#### Text for analysis
——

The announcement follows criticism in the Circuit Courts last Friday where Judge Patrick J Moran hit out at the lack of methadone treatment for heroin-addicted criminals sent to the prison.
Judge Moran made the comments at Cork Circuit Criminal Court when sentencing heroin addict Timothy O’Shea of Lakelands Crescent, Mahon, Cork, to an additional year in prison — on top of an eight-year term for heroin dealing.
“You were going to Cork Prison, aware there are not the facilities that there should be for heroin addicts, namely methadone treatment,” Judge Moran told O’Shea.
“It is regrettable Cork Prison does not have that facility.
“I say that, bearing in mind all the young people on drugs who come before me, I would have thought the authorities would bring Cork Prison up to the level of other prisons in the state.”
Responding, the Irish Prison Service (IPS) said the HSE had secured funding in 2010 to develop drug treatment services in HSE South covering Cork, Kerry and Waterford.
A spokesman for the service said it was expected this would significantly increase the number of people in Cork city availing of drug treatment, including methadone.
“As such, Cork prison is likely to encounter an increase among new committals of persons engaged in community drug treatment,” he said.
The spokesman said a new healthcare facility had been sanctioned for Cork Prison and an invitation to tender for the project was published at the end of October. He said the tender had been awarded and was due to be completed by the end of first quarter in 2011.
He added: “Discussions have been ongoing with the HSE with a view to developing drug treatment services at Cork Prison. It has been agreed by the HSE and the IPS that the most effective and safe manner to develop drug treatment services in Cork Prison is to enter into a service level agreement with the HSE to provide in-reach services.”

——

#### Dataset records
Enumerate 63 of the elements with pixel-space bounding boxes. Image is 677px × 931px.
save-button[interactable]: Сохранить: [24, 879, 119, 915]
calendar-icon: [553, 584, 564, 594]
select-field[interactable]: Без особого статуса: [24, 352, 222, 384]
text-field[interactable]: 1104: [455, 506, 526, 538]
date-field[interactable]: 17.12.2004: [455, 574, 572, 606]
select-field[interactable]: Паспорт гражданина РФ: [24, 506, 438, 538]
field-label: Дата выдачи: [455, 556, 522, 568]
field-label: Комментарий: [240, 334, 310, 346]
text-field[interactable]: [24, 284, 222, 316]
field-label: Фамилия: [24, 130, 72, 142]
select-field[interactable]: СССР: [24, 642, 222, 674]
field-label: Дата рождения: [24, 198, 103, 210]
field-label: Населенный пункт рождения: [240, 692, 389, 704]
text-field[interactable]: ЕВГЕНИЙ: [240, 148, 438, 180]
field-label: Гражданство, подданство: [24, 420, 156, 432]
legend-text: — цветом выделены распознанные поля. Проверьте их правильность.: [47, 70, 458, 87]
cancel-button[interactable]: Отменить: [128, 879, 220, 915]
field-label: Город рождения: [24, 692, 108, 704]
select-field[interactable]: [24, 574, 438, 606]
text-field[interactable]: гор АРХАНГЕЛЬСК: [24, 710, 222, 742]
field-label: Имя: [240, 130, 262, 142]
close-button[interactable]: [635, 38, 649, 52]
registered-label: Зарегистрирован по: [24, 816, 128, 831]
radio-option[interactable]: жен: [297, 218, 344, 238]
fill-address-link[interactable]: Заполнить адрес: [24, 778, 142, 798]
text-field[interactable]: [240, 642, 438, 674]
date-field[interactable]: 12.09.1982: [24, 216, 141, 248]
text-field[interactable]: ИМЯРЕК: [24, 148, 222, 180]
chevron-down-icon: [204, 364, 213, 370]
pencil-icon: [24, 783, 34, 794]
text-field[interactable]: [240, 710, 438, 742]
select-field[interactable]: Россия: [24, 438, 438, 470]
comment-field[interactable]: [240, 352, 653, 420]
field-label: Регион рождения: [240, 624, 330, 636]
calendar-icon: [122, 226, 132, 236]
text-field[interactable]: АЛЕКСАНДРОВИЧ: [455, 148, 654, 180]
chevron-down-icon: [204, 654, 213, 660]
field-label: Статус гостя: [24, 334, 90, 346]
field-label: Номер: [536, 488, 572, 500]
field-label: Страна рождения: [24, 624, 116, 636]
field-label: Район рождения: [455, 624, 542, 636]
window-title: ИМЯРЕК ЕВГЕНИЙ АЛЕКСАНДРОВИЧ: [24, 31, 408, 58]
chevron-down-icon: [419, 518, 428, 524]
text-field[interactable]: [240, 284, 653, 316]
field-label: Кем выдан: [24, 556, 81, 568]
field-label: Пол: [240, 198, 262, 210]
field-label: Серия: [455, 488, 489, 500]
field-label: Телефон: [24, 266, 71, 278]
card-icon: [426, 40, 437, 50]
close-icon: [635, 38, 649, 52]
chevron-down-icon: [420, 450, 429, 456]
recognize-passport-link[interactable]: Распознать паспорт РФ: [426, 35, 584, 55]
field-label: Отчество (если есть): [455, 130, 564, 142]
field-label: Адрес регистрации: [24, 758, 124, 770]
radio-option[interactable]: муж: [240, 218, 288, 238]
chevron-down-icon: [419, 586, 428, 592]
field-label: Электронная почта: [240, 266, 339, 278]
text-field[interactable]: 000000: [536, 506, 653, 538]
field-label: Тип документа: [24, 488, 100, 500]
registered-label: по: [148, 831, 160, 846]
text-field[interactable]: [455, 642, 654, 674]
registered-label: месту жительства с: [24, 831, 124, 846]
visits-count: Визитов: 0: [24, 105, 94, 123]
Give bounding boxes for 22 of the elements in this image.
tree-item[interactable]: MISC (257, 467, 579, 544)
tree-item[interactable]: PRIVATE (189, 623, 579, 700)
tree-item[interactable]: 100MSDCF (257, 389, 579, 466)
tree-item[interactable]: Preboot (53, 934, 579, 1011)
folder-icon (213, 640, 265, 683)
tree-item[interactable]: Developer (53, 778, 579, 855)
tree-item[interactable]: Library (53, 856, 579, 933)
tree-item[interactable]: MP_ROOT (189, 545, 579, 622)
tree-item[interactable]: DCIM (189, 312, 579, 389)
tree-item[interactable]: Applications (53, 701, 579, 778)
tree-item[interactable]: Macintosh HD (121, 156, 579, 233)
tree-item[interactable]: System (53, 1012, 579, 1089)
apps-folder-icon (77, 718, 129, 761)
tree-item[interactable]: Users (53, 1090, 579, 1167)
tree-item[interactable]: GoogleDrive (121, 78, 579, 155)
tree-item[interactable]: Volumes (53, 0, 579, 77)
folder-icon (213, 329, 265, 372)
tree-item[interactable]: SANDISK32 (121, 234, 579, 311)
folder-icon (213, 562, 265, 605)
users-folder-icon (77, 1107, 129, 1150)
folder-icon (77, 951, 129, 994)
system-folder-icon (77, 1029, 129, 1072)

——

#### Assignment
From the Cork Prison report above, list every area that HSE South is said to cover.

#### Answer box
Cork, Kerry, Waterford